Data:

--- BEGIN ---

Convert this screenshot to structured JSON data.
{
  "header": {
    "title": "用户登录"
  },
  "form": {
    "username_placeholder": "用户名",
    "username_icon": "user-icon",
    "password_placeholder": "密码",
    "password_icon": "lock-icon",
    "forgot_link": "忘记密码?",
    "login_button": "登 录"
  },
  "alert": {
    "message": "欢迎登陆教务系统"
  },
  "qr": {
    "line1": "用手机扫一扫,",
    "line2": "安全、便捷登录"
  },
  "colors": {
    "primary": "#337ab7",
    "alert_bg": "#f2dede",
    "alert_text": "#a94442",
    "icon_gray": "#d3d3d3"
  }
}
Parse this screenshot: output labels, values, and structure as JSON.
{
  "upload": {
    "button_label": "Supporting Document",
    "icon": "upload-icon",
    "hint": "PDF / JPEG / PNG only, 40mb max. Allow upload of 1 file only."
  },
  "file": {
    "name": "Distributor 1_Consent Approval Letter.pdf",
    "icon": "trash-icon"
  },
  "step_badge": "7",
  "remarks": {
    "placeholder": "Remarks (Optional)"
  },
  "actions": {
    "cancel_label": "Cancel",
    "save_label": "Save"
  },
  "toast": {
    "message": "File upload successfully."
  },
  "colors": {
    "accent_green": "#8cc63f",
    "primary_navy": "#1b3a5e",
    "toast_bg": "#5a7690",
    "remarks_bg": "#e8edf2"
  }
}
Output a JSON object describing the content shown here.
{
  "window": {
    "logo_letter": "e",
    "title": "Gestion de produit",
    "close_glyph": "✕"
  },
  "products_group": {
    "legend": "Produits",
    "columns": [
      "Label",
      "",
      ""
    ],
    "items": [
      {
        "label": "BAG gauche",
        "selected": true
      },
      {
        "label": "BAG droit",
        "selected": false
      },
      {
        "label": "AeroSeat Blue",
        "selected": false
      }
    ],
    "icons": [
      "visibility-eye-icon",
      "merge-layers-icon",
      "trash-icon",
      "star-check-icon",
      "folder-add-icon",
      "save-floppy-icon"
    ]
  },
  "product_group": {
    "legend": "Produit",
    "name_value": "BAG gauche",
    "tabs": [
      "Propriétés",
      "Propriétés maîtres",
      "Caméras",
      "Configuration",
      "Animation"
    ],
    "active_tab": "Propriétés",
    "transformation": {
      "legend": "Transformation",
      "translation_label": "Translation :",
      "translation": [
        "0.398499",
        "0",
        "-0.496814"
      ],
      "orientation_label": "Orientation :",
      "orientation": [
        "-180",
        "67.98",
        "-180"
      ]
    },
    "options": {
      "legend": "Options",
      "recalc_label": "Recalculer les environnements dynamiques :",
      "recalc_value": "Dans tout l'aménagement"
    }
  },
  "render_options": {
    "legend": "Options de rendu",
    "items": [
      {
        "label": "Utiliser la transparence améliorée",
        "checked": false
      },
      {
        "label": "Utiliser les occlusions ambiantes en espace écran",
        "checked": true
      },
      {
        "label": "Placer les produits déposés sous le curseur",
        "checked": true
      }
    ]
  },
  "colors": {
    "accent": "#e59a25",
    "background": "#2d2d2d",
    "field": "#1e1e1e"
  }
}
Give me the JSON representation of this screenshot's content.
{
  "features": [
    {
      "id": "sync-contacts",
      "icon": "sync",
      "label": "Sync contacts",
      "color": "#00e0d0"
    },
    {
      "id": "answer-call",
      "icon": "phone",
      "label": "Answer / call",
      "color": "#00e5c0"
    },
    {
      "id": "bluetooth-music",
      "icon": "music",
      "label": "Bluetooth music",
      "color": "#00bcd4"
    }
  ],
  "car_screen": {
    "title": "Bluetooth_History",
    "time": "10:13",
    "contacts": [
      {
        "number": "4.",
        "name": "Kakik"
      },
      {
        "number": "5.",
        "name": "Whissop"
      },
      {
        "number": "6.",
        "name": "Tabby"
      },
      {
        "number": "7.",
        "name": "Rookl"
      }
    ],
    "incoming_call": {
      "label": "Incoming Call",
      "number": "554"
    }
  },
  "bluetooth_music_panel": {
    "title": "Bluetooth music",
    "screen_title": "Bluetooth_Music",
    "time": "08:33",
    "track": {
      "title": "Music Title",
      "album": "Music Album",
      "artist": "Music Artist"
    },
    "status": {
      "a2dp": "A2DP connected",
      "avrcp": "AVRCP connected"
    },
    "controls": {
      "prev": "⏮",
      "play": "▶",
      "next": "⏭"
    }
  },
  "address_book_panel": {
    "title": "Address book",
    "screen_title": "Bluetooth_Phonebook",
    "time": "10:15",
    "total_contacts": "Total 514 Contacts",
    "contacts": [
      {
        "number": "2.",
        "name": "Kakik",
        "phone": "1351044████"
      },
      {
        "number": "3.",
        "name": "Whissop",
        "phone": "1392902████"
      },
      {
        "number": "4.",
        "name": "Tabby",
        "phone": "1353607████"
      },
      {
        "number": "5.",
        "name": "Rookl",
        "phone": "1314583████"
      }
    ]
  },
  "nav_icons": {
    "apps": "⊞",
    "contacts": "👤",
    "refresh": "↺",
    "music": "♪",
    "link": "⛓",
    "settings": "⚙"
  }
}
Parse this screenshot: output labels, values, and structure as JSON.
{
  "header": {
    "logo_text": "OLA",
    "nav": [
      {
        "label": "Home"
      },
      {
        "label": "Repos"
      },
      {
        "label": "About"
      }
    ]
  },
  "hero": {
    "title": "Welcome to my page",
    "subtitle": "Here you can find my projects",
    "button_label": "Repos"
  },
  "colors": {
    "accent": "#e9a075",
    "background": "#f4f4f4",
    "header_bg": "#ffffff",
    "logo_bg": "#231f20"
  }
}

--- END ---

What you are asked to do: Return each line that includes "message".

Reply to the exercise:
    "message": "欢迎登陆教务系统"
    "message": "File upload successfully."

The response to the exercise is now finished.